• _Work to do_:
Which lines below hold the word "оздоровления"? Copy all of them.

• _Records for the task_:
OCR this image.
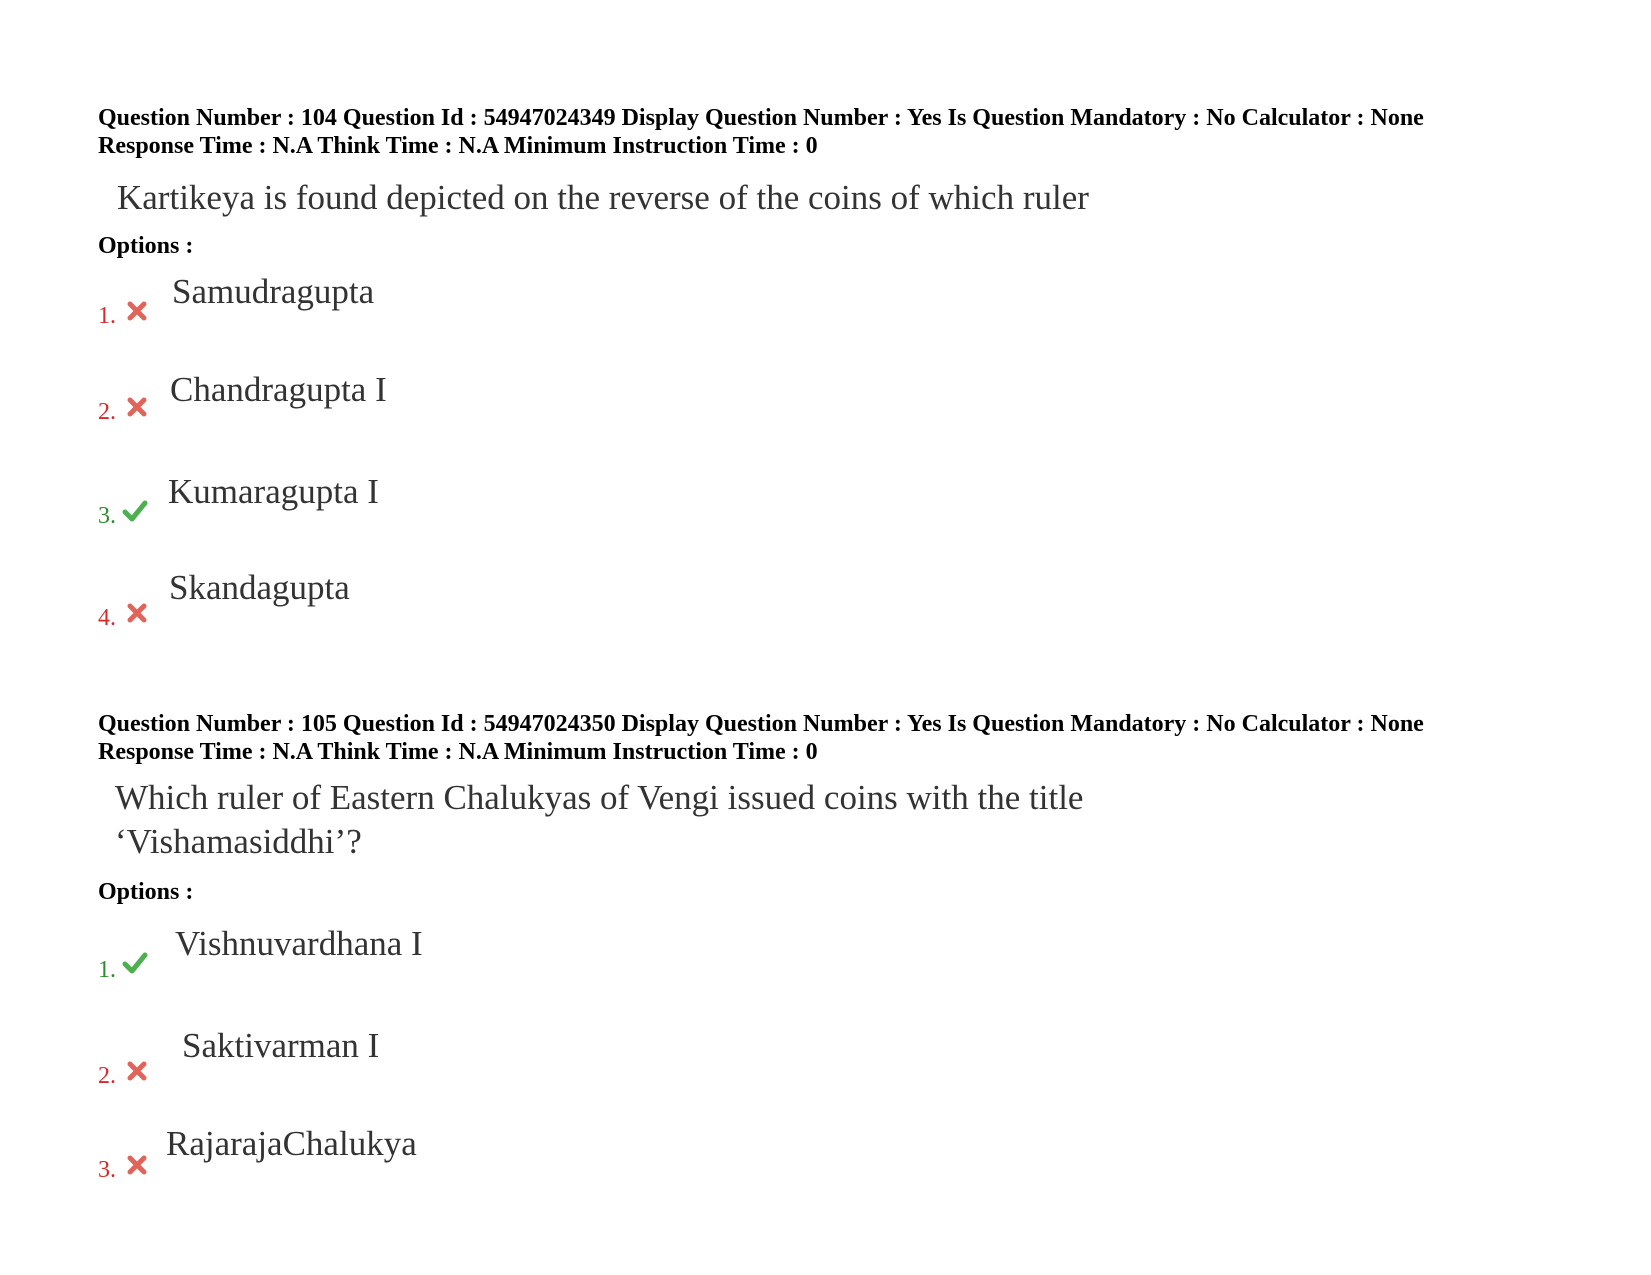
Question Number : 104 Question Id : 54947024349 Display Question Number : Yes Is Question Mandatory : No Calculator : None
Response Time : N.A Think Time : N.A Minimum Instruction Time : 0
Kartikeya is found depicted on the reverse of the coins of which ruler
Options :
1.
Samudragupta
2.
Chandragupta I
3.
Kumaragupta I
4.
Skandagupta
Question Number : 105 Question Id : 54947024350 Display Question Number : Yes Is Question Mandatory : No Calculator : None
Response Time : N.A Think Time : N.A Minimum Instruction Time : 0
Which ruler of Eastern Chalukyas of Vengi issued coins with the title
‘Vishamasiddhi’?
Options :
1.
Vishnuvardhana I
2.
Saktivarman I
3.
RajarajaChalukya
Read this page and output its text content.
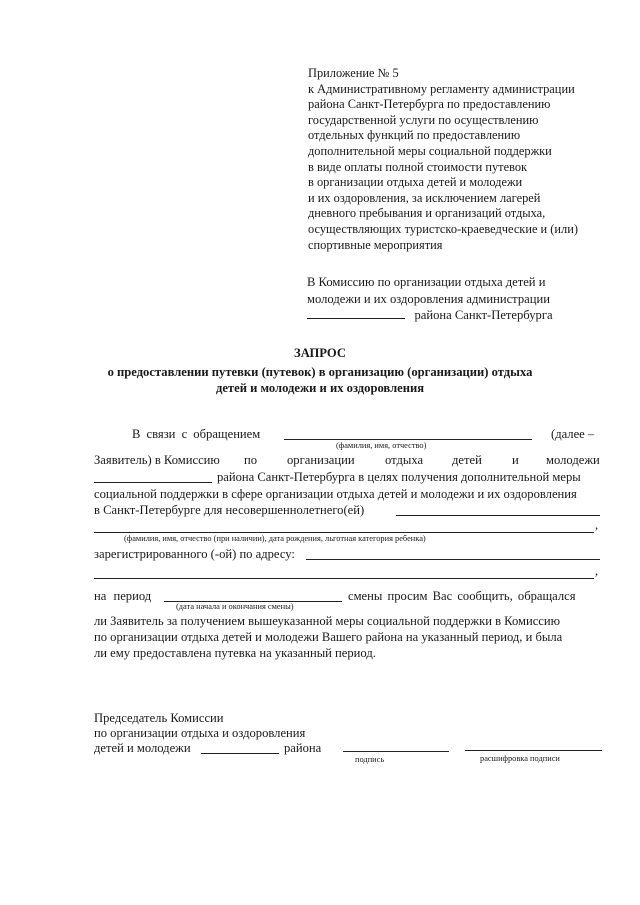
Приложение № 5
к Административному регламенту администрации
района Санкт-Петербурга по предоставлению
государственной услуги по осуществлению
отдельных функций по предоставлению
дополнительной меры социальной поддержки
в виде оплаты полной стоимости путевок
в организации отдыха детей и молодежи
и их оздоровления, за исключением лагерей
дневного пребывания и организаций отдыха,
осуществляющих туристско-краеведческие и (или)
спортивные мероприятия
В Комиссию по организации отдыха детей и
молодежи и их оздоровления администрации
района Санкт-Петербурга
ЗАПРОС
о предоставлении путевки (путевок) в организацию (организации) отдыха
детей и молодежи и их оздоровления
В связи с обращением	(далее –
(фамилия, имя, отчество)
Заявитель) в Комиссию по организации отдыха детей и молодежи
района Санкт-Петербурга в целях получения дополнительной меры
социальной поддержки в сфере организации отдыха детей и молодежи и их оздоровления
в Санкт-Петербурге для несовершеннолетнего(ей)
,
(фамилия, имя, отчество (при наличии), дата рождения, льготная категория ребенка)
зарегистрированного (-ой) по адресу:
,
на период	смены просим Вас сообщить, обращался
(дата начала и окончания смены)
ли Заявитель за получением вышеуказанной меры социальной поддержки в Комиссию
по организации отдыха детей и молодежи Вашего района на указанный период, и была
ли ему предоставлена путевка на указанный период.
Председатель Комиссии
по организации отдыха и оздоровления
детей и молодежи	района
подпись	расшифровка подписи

• _Written solution_:
и их оздоровления, за исключением лагерей
молодежи и их оздоровления администрации
детей и молодежи и их оздоровления
социальной поддержки в сфере организации отдыха детей и молодежи и их оздоровления
по организации отдыха и оздоровления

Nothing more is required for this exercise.